━━━━━ Entries supplied ━━━━━
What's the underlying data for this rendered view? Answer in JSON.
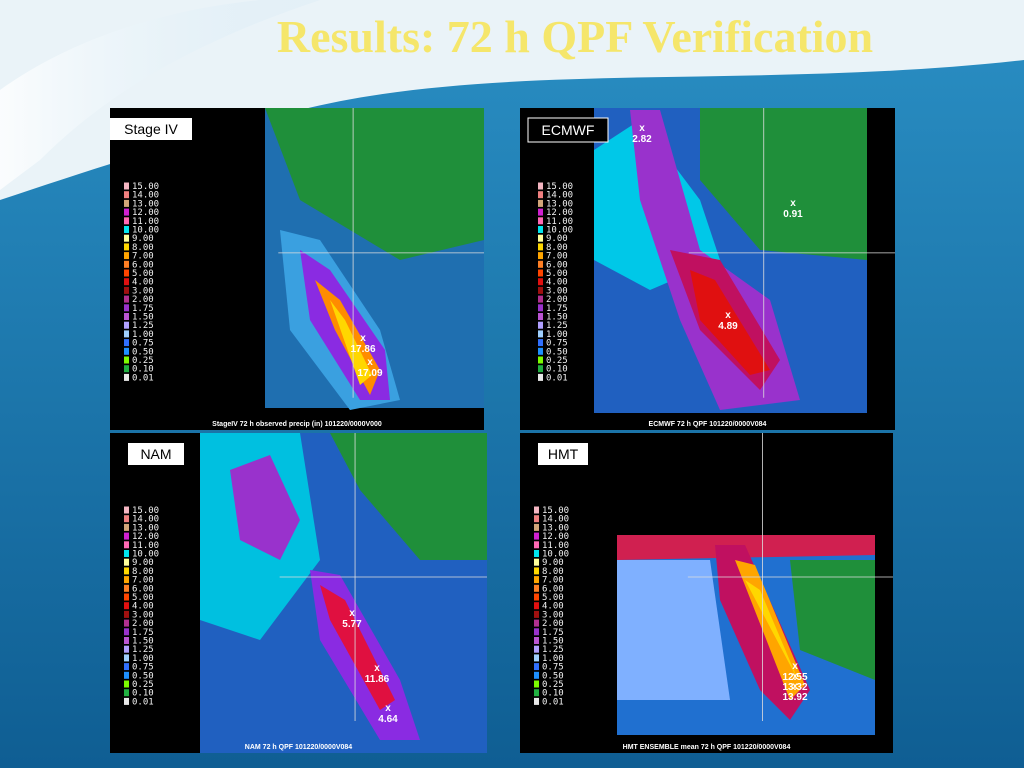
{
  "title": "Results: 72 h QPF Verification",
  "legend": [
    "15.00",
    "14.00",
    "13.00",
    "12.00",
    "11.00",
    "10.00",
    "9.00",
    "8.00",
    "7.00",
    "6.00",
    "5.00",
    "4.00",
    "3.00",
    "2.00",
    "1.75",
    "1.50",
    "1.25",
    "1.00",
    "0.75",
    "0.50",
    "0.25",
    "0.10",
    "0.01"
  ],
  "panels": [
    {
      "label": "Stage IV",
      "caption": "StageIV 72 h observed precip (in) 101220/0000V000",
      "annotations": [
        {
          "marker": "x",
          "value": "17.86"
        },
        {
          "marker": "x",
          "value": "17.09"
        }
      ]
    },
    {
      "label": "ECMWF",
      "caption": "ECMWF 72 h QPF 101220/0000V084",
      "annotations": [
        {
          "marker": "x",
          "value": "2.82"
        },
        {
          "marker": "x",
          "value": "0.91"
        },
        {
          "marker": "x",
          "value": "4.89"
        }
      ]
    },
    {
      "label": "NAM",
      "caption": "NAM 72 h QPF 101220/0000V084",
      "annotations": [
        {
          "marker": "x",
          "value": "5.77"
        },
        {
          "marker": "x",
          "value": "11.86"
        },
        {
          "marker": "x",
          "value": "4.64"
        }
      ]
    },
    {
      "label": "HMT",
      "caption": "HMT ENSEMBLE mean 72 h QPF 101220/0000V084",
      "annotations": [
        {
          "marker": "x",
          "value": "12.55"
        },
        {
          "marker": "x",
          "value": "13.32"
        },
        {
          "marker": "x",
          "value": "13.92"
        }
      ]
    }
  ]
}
━━━━━
* _Aim_: From the entries above, list each line with "label" in it.

* _Written solution_:
      "label": "Stage IV",
      "label": "ECMWF",
      "label": "NAM",
      "label": "HMT",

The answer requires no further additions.